* _Exercise details_
Copy every line of the material below verbatim, and leave out the pictures.

* _Available data_
• • •

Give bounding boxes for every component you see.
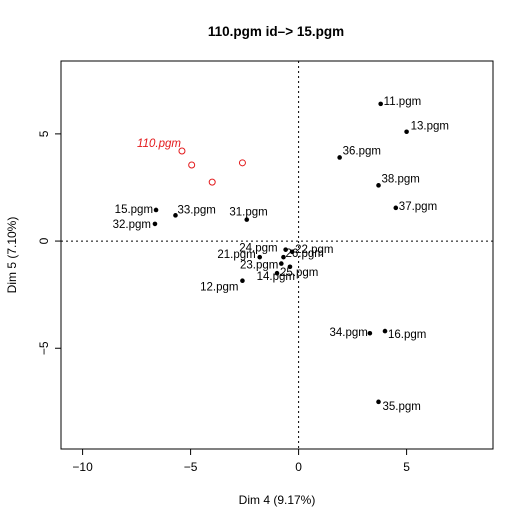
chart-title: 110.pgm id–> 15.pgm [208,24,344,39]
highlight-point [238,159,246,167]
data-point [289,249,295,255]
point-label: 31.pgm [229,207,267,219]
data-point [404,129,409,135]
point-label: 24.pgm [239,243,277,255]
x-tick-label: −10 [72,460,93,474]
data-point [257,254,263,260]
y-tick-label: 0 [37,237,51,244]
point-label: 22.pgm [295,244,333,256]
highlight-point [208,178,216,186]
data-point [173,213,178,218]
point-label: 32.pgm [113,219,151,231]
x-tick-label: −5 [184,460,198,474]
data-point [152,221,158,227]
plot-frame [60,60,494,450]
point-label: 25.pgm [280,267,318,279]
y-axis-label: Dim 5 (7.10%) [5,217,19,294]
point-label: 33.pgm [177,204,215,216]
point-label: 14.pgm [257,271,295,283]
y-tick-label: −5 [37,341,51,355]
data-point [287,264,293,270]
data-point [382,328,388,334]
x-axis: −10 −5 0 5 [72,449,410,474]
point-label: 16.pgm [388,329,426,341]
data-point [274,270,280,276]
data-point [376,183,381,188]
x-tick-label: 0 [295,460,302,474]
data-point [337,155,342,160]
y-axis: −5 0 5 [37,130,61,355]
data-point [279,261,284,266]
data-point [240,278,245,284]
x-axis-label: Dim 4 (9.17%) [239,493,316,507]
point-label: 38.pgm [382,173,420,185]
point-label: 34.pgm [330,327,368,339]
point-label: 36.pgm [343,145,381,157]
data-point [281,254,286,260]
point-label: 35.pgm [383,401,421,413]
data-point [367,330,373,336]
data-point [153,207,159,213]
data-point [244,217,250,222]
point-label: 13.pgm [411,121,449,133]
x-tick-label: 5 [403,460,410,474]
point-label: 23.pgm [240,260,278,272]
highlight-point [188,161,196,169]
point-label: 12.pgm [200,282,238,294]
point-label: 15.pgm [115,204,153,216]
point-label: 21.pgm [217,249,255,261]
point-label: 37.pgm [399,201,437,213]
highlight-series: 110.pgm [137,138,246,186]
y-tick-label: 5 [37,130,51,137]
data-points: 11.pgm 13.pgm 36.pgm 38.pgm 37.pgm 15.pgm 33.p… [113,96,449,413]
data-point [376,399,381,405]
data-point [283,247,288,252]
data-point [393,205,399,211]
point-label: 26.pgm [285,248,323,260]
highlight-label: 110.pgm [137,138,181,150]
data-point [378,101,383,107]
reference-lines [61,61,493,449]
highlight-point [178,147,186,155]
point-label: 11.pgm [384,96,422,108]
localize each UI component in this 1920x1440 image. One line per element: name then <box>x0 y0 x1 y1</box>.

• • •

* _The output_
Give bounding boxes for every component you see.
chart-title: 110.pgm id–> 15.pgm [208,24,344,39]
highlight-point [238,159,246,167]
data-point [289,249,295,255]
point-label: 31.pgm [229,207,267,219]
data-point [404,129,409,135]
point-label: 24.pgm [239,243,277,255]
x-tick-label: −10 [72,460,93,474]
data-point [257,254,263,260]
y-tick-label: 0 [37,237,51,244]
point-label: 22.pgm [295,244,333,256]
highlight-point [208,178,216,186]
data-point [173,213,178,218]
point-label: 32.pgm [113,219,151,231]
x-tick-label: −5 [184,460,198,474]
data-point [152,221,158,227]
plot-frame [60,60,494,450]
point-label: 25.pgm [280,267,318,279]
y-axis-label: Dim 5 (7.10%) [5,217,19,294]
point-label: 33.pgm [177,204,215,216]
point-label: 14.pgm [257,271,295,283]
y-tick-label: −5 [37,341,51,355]
data-point [287,264,293,270]
data-point [382,328,388,334]
x-axis: −10 −5 0 5 [72,449,410,474]
point-label: 16.pgm [388,329,426,341]
data-point [274,270,280,276]
data-point [376,183,381,188]
x-tick-label: 0 [295,460,302,474]
data-point [337,155,342,160]
y-axis: −5 0 5 [37,130,61,355]
data-point [279,261,284,266]
data-point [240,278,245,284]
x-axis-label: Dim 4 (9.17%) [239,493,316,507]
point-label: 38.pgm [382,173,420,185]
point-label: 34.pgm [330,327,368,339]
point-label: 36.pgm [343,145,381,157]
data-point [281,254,286,260]
point-label: 35.pgm [383,401,421,413]
data-point [367,330,373,336]
data-point [153,207,159,213]
data-point [244,217,250,222]
point-label: 13.pgm [411,121,449,133]
x-tick-label: 5 [403,460,410,474]
point-label: 23.pgm [240,260,278,272]
highlight-point [188,161,196,169]
point-label: 12.pgm [200,282,238,294]
point-label: 15.pgm [115,204,153,216]
point-label: 21.pgm [217,249,255,261]
point-label: 37.pgm [399,201,437,213]
highlight-series: 110.pgm [137,138,246,186]
y-tick-label: 5 [37,130,51,137]
data-points: 11.pgm 13.pgm 36.pgm 38.pgm 37.pgm 15.pgm 33.p… [113,96,449,413]
data-point [376,399,381,405]
data-point [283,247,288,252]
data-point [393,205,399,211]
point-label: 26.pgm [285,248,323,260]
highlight-label: 110.pgm [137,138,181,150]
data-point [378,101,383,107]
reference-lines [61,61,493,449]
highlight-point [178,147,186,155]
point-label: 11.pgm [384,96,422,108]
localize each UI component in this 1920x1440 image. One line per element: name then <box>x0 y0 x1 y1</box>.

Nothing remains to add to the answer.